● What the task requires
Make an exact copy of all the data.

### Dataset records ###

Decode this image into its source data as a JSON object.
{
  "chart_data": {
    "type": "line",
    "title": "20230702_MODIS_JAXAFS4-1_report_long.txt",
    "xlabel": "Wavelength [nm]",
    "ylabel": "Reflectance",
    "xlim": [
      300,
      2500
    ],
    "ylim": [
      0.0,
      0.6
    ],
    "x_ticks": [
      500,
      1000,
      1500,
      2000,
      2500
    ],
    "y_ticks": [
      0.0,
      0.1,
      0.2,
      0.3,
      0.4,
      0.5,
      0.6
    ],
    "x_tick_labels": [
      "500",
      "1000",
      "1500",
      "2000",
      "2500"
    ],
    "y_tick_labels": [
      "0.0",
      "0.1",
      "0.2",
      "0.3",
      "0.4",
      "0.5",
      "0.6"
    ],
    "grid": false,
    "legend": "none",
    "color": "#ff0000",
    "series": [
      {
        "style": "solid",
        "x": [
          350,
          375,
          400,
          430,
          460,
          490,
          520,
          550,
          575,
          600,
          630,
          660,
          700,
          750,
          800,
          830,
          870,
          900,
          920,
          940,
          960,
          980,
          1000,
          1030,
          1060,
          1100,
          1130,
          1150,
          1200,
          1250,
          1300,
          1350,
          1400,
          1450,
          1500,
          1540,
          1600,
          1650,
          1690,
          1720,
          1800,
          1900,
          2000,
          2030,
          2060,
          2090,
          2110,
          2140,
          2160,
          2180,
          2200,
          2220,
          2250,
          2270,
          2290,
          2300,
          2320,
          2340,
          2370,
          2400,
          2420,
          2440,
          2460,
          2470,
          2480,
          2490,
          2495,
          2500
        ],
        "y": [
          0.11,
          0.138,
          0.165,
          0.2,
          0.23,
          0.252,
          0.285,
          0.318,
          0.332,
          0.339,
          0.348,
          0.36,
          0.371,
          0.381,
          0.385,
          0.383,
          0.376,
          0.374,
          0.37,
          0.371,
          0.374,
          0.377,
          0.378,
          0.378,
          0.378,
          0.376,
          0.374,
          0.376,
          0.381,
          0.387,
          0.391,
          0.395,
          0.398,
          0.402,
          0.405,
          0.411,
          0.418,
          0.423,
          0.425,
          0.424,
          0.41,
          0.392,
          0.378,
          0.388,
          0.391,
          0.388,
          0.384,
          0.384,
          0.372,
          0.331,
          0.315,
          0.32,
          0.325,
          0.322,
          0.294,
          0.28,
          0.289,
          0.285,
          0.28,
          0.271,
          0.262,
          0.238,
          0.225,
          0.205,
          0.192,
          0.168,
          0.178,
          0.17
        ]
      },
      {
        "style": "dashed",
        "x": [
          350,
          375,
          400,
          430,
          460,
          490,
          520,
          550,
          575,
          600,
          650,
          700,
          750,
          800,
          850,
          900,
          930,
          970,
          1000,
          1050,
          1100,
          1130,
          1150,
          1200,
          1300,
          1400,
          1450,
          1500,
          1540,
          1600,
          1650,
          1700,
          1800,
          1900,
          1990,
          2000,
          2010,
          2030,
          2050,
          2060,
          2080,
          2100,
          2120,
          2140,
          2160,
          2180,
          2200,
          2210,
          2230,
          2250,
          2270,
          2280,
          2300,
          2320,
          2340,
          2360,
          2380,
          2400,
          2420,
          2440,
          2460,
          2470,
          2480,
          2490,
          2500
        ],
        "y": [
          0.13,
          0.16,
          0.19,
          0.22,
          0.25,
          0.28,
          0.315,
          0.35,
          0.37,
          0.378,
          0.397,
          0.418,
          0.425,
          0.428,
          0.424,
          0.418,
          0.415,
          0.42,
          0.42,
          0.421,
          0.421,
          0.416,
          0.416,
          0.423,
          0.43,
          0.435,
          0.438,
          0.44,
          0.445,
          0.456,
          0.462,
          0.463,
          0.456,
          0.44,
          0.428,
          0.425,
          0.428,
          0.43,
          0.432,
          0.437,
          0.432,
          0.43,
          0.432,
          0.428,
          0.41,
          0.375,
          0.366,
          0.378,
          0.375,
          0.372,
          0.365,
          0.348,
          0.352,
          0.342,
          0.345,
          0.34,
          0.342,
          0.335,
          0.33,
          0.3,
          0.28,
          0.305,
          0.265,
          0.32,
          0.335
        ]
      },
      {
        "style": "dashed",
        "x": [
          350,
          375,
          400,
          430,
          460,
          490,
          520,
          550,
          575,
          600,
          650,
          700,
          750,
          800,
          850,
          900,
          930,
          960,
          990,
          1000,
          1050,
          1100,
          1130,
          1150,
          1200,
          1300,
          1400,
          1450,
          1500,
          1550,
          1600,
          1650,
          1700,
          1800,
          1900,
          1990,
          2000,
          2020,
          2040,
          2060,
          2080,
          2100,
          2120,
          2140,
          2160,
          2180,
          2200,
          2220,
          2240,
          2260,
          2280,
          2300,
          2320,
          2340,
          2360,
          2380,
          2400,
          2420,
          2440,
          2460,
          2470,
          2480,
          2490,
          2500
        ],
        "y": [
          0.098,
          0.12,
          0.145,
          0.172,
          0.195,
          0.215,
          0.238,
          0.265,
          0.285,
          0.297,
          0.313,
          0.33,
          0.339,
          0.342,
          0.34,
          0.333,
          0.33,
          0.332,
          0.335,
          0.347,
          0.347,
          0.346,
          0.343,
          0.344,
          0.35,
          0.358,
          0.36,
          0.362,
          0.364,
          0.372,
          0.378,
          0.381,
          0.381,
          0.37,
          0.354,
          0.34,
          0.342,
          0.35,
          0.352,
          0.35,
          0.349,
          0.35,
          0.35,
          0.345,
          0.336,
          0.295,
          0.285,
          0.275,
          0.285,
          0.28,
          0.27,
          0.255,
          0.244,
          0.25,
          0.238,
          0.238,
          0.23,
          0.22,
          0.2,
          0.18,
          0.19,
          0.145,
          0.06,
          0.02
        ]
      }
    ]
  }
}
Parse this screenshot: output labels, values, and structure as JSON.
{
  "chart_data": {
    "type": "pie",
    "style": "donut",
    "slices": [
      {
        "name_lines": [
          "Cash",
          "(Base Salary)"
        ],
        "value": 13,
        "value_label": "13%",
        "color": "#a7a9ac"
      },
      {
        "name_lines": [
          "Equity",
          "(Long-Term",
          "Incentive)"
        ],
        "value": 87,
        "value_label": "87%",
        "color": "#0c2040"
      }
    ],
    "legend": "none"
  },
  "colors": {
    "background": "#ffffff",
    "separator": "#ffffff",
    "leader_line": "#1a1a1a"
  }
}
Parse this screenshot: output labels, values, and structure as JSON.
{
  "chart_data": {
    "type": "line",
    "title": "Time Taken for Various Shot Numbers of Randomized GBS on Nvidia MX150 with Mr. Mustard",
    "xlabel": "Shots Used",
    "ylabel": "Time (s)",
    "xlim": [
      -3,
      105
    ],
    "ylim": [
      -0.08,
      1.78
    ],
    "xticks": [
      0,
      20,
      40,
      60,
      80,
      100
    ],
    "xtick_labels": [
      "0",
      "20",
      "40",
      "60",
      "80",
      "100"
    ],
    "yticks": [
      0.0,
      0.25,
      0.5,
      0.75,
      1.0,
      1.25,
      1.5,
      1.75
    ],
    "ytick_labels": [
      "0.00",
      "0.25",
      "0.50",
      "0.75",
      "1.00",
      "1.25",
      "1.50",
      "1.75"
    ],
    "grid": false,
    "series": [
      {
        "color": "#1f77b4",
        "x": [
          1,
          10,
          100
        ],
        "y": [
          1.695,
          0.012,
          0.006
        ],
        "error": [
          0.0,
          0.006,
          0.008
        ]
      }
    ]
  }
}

###

● Task answer
Decode this image into its source data as a JSON object.
{
  "chart_data": {
    "type": "line",
    "title": "20230702_MODIS_JAXAFS4-1_report_long.txt",
    "xlabel": "Wavelength [nm]",
    "ylabel": "Reflectance",
    "xlim": [
      300,
      2500
    ],
    "ylim": [
      0.0,
      0.6
    ],
    "x_ticks": [
      500,
      1000,
      1500,
      2000,
      2500
    ],
    "y_ticks": [
      0.0,
      0.1,
      0.2,
      0.3,
      0.4,
      0.5,
      0.6
    ],
    "x_tick_labels": [
      "500",
      "1000",
      "1500",
      "2000",
      "2500"
    ],
    "y_tick_labels": [
      "0.0",
      "0.1",
      "0.2",
      "0.3",
      "0.4",
      "0.5",
      "0.6"
    ],
    "grid": false,
    "legend": "none",
    "color": "#ff0000",
    "series": [
      {
        "style": "solid",
        "x": [
          350,
          375,
          400,
          430,
          460,
          490,
          520,
          550,
          575,
          600,
          630,
          660,
          700,
          750,
          800,
          830,
          870,
          900,
          920,
          940,
          960,
          980,
          1000,
          1030,
          1060,
          1100,
          1130,
          1150,
          1200,
          1250,
          1300,
          1350,
          1400,
          1450,
          1500,
          1540,
          1600,
          1650,
          1690,
          1720,
          1800,
          1900,
          2000,
          2030,
          2060,
          2090,
          2110,
          2140,
          2160,
          2180,
          2200,
          2220,
          2250,
          2270,
          2290,
          2300,
          2320,
          2340,
          2370,
          2400,
          2420,
          2440,
          2460,
          2470,
          2480,
          2490,
          2495,
          2500
        ],
        "y": [
          0.11,
          0.138,
          0.165,
          0.2,
          0.23,
          0.252,
          0.285,
          0.318,
          0.332,
          0.339,
          0.348,
          0.36,
          0.371,
          0.381,
          0.385,
          0.383,
          0.376,
          0.374,
          0.37,
          0.371,
          0.374,
          0.377,
          0.378,
          0.378,
          0.378,
          0.376,
          0.374,
          0.376,
          0.381,
          0.387,
          0.391,
          0.395,
          0.398,
          0.402,
          0.405,
          0.411,
          0.418,
          0.423,
          0.425,
          0.424,
          0.41,
          0.392,
          0.378,
          0.388,
          0.391,
          0.388,
          0.384,
          0.384,
          0.372,
          0.331,
          0.315,
          0.32,
          0.325,
          0.322,
          0.294,
          0.28,
          0.289,
          0.285,
          0.28,
          0.271,
          0.262,
          0.238,
          0.225,
          0.205,
          0.192,
          0.168,
          0.178,
          0.17
        ]
      },
      {
        "style": "dashed",
        "x": [
          350,
          375,
          400,
          430,
          460,
          490,
          520,
          550,
          575,
          600,
          650,
          700,
          750,
          800,
          850,
          900,
          930,
          970,
          1000,
          1050,
          1100,
          1130,
          1150,
          1200,
          1300,
          1400,
          1450,
          1500,
          1540,
          1600,
          1650,
          1700,
          1800,
          1900,
          1990,
          2000,
          2010,
          2030,
          2050,
          2060,
          2080,
          2100,
          2120,
          2140,
          2160,
          2180,
          2200,
          2210,
          2230,
          2250,
          2270,
          2280,
          2300,
          2320,
          2340,
          2360,
          2380,
          2400,
          2420,
          2440,
          2460,
          2470,
          2480,
          2490,
          2500
        ],
        "y": [
          0.13,
          0.16,
          0.19,
          0.22,
          0.25,
          0.28,
          0.315,
          0.35,
          0.37,
          0.378,
          0.397,
          0.418,
          0.425,
          0.428,
          0.424,
          0.418,
          0.415,
          0.42,
          0.42,
          0.421,
          0.421,
          0.416,
          0.416,
          0.423,
          0.43,
          0.435,
          0.438,
          0.44,
          0.445,
          0.456,
          0.462,
          0.463,
          0.456,
          0.44,
          0.428,
          0.425,
          0.428,
          0.43,
          0.432,
          0.437,
          0.432,
          0.43,
          0.432,
          0.428,
          0.41,
          0.375,
          0.366,
          0.378,
          0.375,
          0.372,
          0.365,
          0.348,
          0.352,
          0.342,
          0.345,
          0.34,
          0.342,
          0.335,
          0.33,
          0.3,
          0.28,
          0.305,
          0.265,
          0.32,
          0.335
        ]
      },
      {
        "style": "dashed",
        "x": [
          350,
          375,
          400,
          430,
          460,
          490,
          520,
          550,
          575,
          600,
          650,
          700,
          750,
          800,
          850,
          900,
          930,
          960,
          990,
          1000,
          1050,
          1100,
          1130,
          1150,
          1200,
          1300,
          1400,
          1450,
          1500,
          1550,
          1600,
          1650,
          1700,
          1800,
          1900,
          1990,
          2000,
          2020,
          2040,
          2060,
          2080,
          2100,
          2120,
          2140,
          2160,
          2180,
          2200,
          2220,
          2240,
          2260,
          2280,
          2300,
          2320,
          2340,
          2360,
          2380,
          2400,
          2420,
          2440,
          2460,
          2470,
          2480,
          2490,
          2500
        ],
        "y": [
          0.098,
          0.12,
          0.145,
          0.172,
          0.195,
          0.215,
          0.238,
          0.265,
          0.285,
          0.297,
          0.313,
          0.33,
          0.339,
          0.342,
          0.34,
          0.333,
          0.33,
          0.332,
          0.335,
          0.347,
          0.347,
          0.346,
          0.343,
          0.344,
          0.35,
          0.358,
          0.36,
          0.362,
          0.364,
          0.372,
          0.378,
          0.381,
          0.381,
          0.37,
          0.354,
          0.34,
          0.342,
          0.35,
          0.352,
          0.35,
          0.349,
          0.35,
          0.35,
          0.345,
          0.336,
          0.295,
          0.285,
          0.275,
          0.285,
          0.28,
          0.27,
          0.255,
          0.244,
          0.25,
          0.238,
          0.238,
          0.23,
          0.22,
          0.2,
          0.18,
          0.19,
          0.145,
          0.06,
          0.02
        ]
      }
    ]
  }
}
Parse this screenshot: output labels, values, and structure as JSON.
{
  "chart_data": {
    "type": "pie",
    "style": "donut",
    "slices": [
      {
        "name_lines": [
          "Cash",
          "(Base Salary)"
        ],
        "value": 13,
        "value_label": "13%",
        "color": "#a7a9ac"
      },
      {
        "name_lines": [
          "Equity",
          "(Long-Term",
          "Incentive)"
        ],
        "value": 87,
        "value_label": "87%",
        "color": "#0c2040"
      }
    ],
    "legend": "none"
  },
  "colors": {
    "background": "#ffffff",
    "separator": "#ffffff",
    "leader_line": "#1a1a1a"
  }
}
Parse this screenshot: output labels, values, and structure as JSON.
{
  "chart_data": {
    "type": "line",
    "title": "Time Taken for Various Shot Numbers of Randomized GBS on Nvidia MX150 with Mr. Mustard",
    "xlabel": "Shots Used",
    "ylabel": "Time (s)",
    "xlim": [
      -3,
      105
    ],
    "ylim": [
      -0.08,
      1.78
    ],
    "xticks": [
      0,
      20,
      40,
      60,
      80,
      100
    ],
    "xtick_labels": [
      "0",
      "20",
      "40",
      "60",
      "80",
      "100"
    ],
    "yticks": [
      0.0,
      0.25,
      0.5,
      0.75,
      1.0,
      1.25,
      1.5,
      1.75
    ],
    "ytick_labels": [
      "0.00",
      "0.25",
      "0.50",
      "0.75",
      "1.00",
      "1.25",
      "1.50",
      "1.75"
    ],
    "grid": false,
    "series": [
      {
        "color": "#1f77b4",
        "x": [
          1,
          10,
          100
        ],
        "y": [
          1.695,
          0.012,
          0.006
        ],
        "error": [
          0.0,
          0.006,
          0.008
        ]
      }
    ]
  }
}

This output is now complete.